Numerous studies have examined the effects of IL-12 in regulating T cell responses when it's present during and after TCR stimulation. IL-12 present during priming of CD4 and CD8 T cells plays key roles in the regulation of the responses of these cells [2, 10]. Furthermore, IL-12 acts as a costimulatory signal by enhancing TCR-induced proliferation, IFN-γ production and cytotoxicity [2]. However, we have only recently begun to appreciate that exposure to inflammatory signals like IL-12 could alter how T cells respond to subsequent TCR stimulation. In this regard, Richer et al. and Kim et al. showed that murine effector/memory CD8 T cells or secondary effector CD4 T cells exposed to pathogen induced-inflammation, primarily driven by IL-12 and type I interferons, have enhanced ability to respond to TCR stimulation [17, 18]. Similarly, Raue and colleagues showed that murine memory CD8 T cells conditioned with IL-12 and IL-18 in vitro have enhanced cytokine production and cytotoxic activity upon TCR re-challenge [19]. Finally, we have recently found that IL-12 pretreatment in human CD4 T cells enhances the production of a range of cytokines following TCR induction [16]. Collectively, these studies suggest that the regulation of T cell responses by IL-12 is more complex than previously appreciated. Beyond its well-studied co-stimulatory effects, prior exposure to IL-12 alters the responsiveness of murine CD4 and CD8 T cells to TCR challenge and enhances the production of multiple cytokines in human activated CD4 T cells. The results reported in this study extend our expanding understanding of the effects of IL-12 on antigen experienced T cells to activated human CD8 T cells.

During the response to infection, naïve or central memory CD8 T cells will be TCR activated in secondary lymphoid organs. These activated effector or memory CD8 T cells will then be released from the secondary lymphoid organs where they will encounter inflammatory signals in the absence of TCR stimulation in the blood and lymph as they migrate from the lymph nodes into sites of infection. In the site of infection, the activated CD8 T cells exposed to inflammatory stimuli receive secondary antigen and/or inflammatory signals that impact their activation. In this study, we mimicked this physiological setting in vitro using human peripheral blood CD8 T cells that have been activated for 5 days with anti-CD3 /anti-CD28 antibodies and recombinant IL-2, removed from the priming stimuli, and transiently pretreated with inflammatory signals before being restimulated via the TCR. Interestingly, our data suggest that among different pro and anti-inflammatory cytokines, only IL-12 alters the responses of human CD8 T cell responses to subsequent TCR stimulation. In contrast to the previous findings from murine CD8 and CD4 T cells, we found that pretreatment with type I interferons (IFN-α or IFN-β) has no effect on subsequent human activated CD8 T cell responses. This could be attributed to differences between human and mouse T cell responses, but could also be derived from differences in the experimental setup. In the murine studies, the receptor for type I interferons was shown to be important to alter the T cell responses following pathogen-induced inflammation, which consists of multiple cytokines. In contrast, our studies tested only key inflammatory cytokines to allow for mechanistic insight into these processes. Our results provide novel evidence that prior exposure specifically to IL-12 increases the responses of CD8 T cells to TCR stimulation and that there is no synergistic or antagonist effects seen when IL-12 is present in combination with other cytokines.

*DIRECTIONS FOR THIS TASK:* According to the passage on IL-12 and T cells, for how many days were the human peripheral blood CD8 T cells activated before being removed from the priming stimuli?

*EXCERPTED DATA:*
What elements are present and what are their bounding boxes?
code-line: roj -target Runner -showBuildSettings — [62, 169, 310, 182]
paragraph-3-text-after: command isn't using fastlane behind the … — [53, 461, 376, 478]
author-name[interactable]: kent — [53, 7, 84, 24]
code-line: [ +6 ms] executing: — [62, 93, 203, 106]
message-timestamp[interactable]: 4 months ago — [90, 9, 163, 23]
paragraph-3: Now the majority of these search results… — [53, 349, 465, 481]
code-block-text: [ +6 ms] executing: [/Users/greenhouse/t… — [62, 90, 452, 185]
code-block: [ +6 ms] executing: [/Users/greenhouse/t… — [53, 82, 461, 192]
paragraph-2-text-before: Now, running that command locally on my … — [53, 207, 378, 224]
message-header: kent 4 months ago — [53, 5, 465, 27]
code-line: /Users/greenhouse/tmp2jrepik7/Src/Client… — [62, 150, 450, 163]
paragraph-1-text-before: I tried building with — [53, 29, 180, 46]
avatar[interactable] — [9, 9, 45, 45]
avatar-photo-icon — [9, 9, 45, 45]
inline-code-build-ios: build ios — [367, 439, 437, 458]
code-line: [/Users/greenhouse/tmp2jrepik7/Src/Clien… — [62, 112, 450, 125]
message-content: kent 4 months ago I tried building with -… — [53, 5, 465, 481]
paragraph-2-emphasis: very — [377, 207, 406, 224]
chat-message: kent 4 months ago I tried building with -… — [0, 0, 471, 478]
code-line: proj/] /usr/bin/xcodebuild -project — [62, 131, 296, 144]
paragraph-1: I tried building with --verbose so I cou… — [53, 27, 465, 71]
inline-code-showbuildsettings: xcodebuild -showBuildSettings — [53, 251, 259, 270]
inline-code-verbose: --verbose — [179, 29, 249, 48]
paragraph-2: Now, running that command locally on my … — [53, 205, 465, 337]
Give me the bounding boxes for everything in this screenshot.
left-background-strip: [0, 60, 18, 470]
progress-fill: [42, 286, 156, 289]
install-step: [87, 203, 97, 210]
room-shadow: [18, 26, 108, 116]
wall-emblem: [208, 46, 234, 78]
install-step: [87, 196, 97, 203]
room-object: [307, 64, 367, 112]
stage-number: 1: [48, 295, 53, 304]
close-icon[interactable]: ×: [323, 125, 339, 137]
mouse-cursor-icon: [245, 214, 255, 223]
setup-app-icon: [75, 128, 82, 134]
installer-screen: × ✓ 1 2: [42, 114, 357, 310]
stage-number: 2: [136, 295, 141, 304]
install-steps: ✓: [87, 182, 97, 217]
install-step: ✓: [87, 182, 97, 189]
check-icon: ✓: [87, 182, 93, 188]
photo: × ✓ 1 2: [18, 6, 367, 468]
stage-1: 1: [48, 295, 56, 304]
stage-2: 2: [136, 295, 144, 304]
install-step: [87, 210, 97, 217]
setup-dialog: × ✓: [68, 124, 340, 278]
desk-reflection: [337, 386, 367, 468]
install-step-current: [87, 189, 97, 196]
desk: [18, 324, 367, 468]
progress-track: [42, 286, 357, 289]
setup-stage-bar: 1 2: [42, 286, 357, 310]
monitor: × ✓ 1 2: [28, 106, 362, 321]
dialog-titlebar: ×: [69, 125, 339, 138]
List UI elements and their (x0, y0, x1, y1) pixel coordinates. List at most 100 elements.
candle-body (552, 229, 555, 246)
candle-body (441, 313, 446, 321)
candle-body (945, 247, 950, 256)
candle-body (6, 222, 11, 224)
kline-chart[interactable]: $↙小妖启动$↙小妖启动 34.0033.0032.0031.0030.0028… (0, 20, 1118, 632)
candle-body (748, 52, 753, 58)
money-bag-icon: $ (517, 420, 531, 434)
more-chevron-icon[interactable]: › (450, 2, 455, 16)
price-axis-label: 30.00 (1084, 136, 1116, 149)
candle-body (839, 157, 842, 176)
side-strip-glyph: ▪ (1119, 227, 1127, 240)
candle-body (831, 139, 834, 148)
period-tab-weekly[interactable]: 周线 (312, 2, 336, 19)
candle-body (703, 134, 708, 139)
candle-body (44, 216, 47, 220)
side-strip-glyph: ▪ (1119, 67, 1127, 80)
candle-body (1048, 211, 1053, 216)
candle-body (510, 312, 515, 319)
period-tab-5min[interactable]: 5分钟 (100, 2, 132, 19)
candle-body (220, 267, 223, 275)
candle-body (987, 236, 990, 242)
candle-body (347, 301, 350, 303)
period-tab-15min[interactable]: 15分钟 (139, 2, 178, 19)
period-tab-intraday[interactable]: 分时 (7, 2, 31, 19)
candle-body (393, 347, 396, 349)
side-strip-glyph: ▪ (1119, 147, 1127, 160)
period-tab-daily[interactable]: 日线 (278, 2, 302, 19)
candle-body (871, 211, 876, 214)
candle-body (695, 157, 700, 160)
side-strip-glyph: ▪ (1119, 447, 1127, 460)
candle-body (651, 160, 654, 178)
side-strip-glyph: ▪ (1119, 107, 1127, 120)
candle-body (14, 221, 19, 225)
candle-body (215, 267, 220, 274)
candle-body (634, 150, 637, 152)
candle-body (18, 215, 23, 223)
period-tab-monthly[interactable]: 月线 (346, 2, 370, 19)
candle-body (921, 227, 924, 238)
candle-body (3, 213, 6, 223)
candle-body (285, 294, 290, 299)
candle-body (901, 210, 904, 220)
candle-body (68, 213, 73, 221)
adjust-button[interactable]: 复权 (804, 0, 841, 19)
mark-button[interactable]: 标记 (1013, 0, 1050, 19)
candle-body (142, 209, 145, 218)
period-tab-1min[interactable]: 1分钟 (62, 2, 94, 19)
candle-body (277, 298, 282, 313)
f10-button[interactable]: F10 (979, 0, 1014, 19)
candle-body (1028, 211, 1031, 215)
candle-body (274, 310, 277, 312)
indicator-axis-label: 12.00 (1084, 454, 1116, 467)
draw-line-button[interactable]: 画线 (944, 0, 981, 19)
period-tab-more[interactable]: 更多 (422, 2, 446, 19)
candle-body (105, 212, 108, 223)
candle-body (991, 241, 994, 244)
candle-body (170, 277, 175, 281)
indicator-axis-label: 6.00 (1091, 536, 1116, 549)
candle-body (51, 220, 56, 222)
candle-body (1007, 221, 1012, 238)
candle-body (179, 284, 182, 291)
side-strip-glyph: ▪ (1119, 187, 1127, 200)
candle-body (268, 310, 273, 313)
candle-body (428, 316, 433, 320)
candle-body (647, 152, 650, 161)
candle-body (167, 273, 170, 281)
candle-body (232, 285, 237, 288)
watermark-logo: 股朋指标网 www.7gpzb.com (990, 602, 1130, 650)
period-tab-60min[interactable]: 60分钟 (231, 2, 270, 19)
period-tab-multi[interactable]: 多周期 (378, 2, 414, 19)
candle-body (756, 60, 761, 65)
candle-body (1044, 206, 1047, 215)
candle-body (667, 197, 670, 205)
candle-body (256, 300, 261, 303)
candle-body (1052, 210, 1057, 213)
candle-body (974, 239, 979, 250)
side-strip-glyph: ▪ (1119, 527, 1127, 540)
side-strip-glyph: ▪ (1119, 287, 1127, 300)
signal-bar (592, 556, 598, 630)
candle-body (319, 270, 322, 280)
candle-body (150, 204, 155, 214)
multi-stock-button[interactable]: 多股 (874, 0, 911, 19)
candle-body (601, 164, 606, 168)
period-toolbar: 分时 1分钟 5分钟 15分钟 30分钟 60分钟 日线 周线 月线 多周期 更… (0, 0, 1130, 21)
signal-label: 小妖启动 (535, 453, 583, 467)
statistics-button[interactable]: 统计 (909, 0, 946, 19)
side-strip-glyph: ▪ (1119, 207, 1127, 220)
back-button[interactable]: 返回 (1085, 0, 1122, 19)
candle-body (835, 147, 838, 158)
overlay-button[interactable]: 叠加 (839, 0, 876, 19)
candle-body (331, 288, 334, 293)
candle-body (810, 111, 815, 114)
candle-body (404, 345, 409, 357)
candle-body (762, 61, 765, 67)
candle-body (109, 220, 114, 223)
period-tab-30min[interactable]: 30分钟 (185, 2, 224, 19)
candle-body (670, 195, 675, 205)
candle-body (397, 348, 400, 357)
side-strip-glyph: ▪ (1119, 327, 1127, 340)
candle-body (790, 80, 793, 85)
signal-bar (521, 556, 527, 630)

*ANSWER SPACE:* 5 days